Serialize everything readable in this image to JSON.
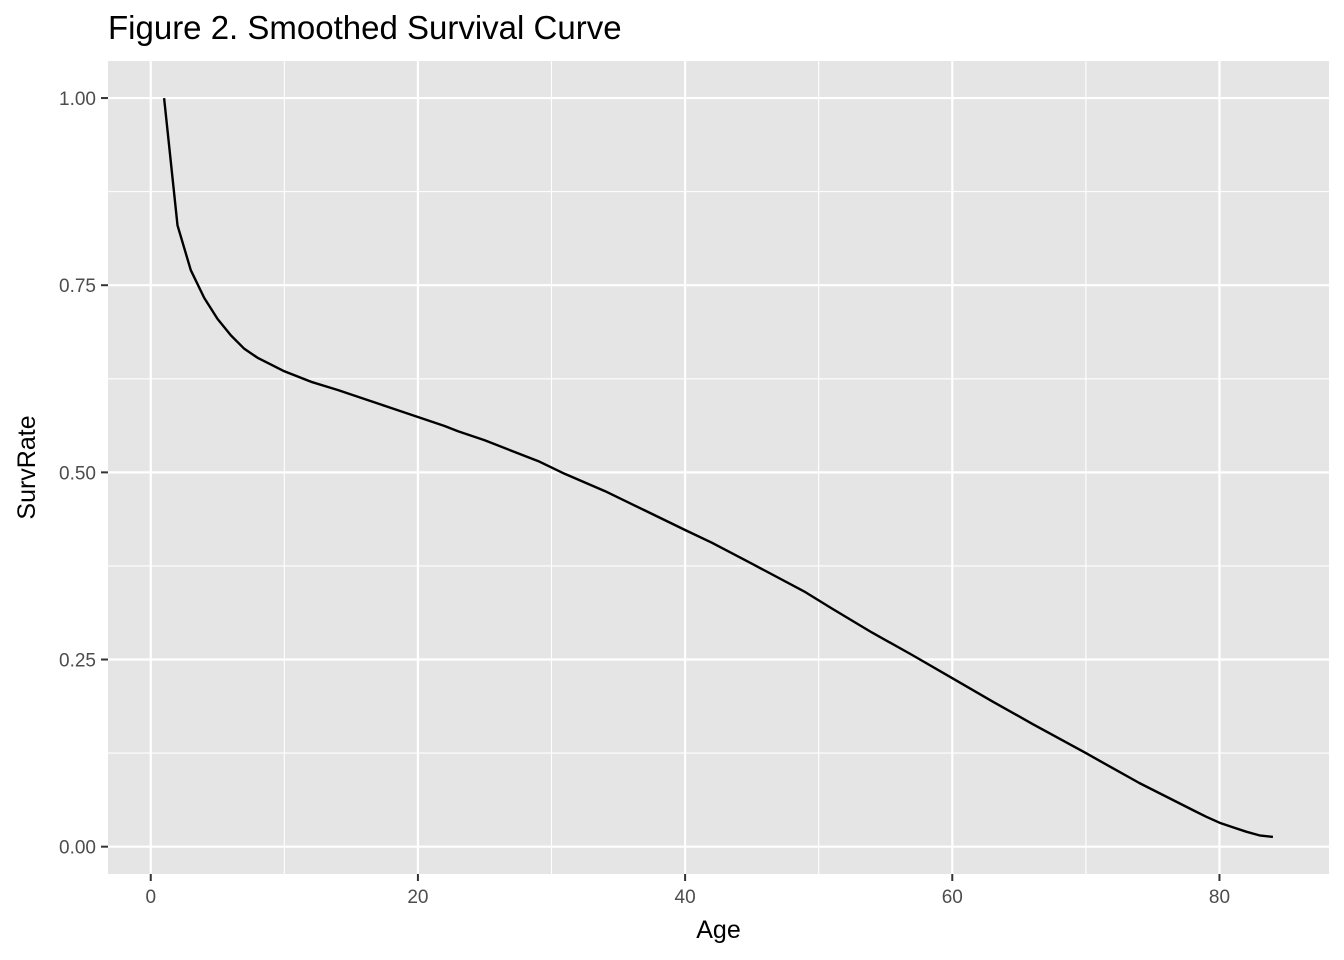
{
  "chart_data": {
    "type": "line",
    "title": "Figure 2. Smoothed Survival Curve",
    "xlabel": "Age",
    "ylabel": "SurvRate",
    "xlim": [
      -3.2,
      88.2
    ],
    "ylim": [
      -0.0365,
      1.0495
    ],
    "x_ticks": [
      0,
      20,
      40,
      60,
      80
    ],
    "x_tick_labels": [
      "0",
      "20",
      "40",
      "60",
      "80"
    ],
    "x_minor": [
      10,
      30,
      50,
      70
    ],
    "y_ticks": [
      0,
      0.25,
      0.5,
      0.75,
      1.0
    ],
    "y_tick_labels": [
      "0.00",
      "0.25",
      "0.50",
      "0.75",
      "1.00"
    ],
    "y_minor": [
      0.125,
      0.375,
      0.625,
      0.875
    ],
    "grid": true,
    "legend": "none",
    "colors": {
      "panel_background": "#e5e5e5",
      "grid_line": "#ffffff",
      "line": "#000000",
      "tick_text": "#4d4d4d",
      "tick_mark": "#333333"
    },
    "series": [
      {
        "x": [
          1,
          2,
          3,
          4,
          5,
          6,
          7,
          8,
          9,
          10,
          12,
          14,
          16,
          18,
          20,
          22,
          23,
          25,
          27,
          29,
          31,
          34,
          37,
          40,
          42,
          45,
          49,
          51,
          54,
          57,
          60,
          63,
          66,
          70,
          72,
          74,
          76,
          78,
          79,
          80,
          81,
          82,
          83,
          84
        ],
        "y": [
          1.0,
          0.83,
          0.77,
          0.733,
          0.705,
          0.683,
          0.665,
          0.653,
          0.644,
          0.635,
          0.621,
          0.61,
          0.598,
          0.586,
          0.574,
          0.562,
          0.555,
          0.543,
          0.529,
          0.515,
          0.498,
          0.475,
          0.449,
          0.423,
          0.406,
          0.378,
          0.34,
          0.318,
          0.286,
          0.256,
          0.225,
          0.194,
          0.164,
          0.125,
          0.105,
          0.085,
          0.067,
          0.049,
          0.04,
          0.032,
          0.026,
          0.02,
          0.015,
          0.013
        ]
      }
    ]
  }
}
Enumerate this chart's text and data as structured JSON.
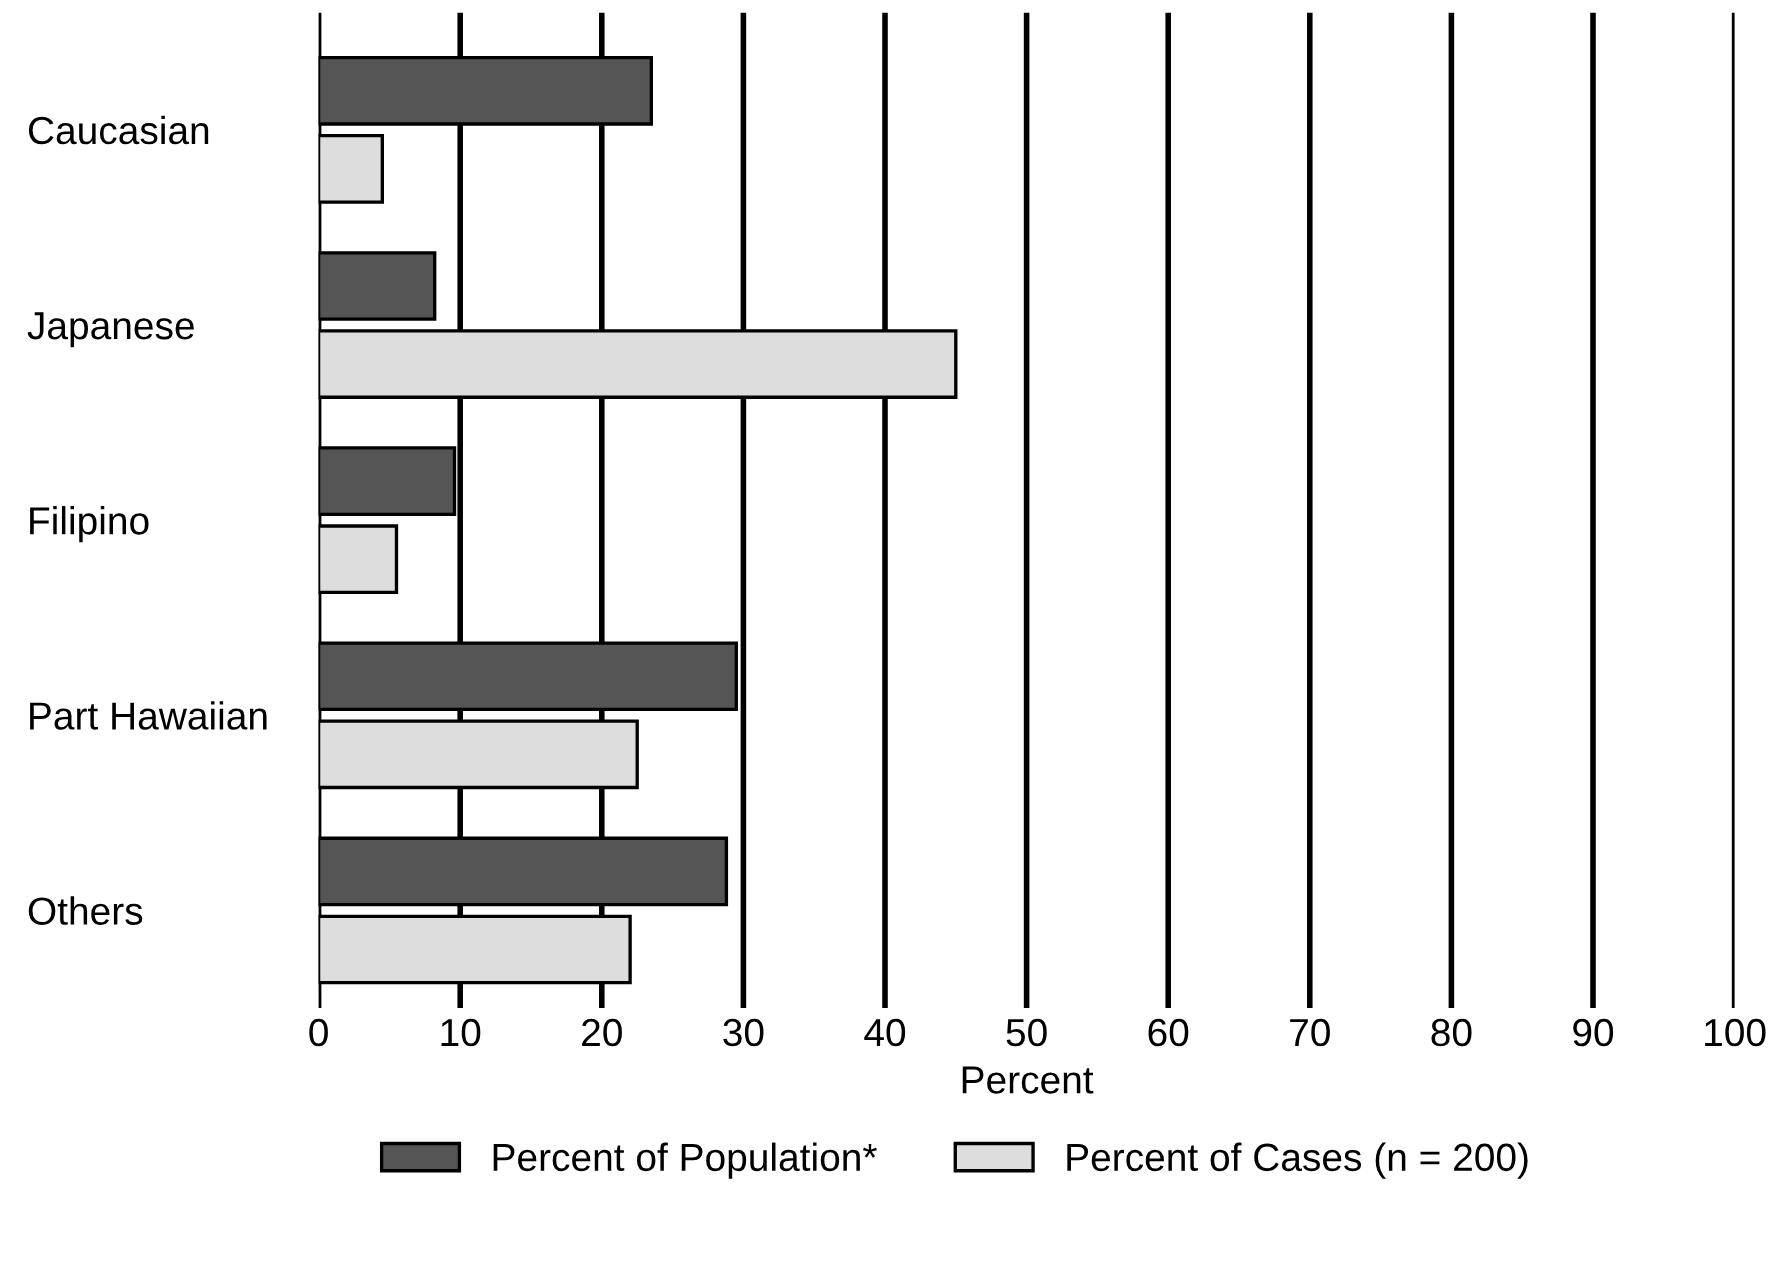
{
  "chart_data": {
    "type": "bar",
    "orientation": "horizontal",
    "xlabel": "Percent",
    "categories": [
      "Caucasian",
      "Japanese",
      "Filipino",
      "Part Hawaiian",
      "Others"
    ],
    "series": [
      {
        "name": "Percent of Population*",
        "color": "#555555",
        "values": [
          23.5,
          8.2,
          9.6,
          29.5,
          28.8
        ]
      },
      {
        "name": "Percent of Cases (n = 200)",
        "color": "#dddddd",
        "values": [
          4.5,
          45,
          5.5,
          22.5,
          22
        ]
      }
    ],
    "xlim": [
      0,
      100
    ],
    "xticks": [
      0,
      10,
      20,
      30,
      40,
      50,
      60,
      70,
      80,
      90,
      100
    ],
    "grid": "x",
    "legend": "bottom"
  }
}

### Short exercise
Give the count of lines holding the word "this", with no other words.

### The reply
2